### Required work
In the entries below, find every line holding the string "channel" and collect it.

### Recorded information

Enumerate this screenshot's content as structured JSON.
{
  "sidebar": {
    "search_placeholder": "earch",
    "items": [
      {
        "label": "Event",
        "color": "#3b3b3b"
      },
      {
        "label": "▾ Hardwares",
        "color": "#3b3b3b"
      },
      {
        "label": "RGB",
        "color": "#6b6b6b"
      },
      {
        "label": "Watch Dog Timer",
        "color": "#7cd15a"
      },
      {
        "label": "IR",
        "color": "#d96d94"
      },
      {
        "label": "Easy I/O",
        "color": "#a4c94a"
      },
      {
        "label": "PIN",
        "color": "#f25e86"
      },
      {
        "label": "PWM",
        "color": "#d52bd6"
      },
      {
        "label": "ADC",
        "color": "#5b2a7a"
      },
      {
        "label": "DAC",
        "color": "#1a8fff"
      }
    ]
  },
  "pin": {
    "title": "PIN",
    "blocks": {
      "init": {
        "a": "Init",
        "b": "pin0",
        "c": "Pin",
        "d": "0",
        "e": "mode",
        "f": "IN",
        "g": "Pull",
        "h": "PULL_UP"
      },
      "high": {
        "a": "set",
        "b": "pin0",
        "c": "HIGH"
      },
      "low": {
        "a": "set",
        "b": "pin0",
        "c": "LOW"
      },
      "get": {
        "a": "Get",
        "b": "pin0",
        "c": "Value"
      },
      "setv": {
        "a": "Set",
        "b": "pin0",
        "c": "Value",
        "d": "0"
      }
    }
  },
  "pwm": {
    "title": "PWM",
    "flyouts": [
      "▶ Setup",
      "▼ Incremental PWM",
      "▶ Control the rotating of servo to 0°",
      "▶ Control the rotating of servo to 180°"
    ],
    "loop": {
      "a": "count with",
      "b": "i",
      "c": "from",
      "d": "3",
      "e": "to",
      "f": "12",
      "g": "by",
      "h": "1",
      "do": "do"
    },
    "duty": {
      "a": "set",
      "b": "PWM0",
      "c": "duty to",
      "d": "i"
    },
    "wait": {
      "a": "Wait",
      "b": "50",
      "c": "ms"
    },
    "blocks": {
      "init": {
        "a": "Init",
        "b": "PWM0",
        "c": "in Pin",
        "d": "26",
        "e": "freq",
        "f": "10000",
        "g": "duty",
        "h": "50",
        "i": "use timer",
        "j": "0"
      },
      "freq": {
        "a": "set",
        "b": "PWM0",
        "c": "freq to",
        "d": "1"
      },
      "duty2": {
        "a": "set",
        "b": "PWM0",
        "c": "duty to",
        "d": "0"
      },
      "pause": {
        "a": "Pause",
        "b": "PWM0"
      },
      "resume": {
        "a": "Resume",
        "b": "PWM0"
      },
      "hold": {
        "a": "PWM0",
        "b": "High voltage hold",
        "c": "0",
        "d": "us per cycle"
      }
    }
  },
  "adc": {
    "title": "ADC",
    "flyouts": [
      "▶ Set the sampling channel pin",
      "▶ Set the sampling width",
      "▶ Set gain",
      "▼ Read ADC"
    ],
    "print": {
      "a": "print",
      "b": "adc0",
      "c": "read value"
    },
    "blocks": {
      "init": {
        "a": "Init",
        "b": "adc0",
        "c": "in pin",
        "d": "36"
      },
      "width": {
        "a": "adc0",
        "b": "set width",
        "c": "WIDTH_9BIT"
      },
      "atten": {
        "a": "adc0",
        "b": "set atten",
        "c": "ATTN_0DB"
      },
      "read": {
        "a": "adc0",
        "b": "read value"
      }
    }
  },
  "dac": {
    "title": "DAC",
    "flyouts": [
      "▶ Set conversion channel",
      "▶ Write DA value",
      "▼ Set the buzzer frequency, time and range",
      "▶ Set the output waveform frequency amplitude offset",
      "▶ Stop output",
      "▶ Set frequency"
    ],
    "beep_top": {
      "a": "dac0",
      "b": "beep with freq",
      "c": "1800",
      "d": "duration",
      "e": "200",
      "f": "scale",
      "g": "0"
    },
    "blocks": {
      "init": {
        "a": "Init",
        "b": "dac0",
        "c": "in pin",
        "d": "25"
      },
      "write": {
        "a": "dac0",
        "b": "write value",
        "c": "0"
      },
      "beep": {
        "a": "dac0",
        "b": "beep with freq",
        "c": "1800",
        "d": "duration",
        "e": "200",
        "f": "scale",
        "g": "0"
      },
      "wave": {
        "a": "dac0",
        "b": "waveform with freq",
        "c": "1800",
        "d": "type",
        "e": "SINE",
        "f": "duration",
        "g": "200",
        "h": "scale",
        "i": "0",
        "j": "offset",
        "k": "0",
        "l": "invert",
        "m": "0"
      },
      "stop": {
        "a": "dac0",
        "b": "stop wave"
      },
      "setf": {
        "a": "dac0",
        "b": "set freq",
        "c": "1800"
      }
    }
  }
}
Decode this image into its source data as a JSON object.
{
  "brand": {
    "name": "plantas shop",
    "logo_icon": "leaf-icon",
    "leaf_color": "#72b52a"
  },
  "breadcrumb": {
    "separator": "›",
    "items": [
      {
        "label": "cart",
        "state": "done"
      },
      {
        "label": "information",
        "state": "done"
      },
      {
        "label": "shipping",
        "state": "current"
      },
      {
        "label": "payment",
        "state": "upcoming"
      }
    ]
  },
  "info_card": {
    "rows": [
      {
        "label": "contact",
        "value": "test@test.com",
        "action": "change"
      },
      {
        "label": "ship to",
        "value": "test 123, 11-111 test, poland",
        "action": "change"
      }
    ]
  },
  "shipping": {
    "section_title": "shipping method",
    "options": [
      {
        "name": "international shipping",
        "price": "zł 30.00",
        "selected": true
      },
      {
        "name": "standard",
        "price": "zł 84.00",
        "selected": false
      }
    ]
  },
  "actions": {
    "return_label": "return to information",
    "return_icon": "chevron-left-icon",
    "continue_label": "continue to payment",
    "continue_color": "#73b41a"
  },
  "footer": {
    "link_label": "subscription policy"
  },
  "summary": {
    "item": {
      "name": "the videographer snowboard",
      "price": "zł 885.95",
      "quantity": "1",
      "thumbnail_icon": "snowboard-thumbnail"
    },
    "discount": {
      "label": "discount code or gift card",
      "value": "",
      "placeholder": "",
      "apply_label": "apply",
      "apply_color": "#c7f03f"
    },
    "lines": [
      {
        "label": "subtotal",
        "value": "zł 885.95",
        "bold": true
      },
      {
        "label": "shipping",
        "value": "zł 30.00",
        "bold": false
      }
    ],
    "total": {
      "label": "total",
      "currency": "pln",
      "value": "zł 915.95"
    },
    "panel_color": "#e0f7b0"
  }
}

### The solution
      "▶ Set the sampling channel pin",
      "▶ Set conversion channel",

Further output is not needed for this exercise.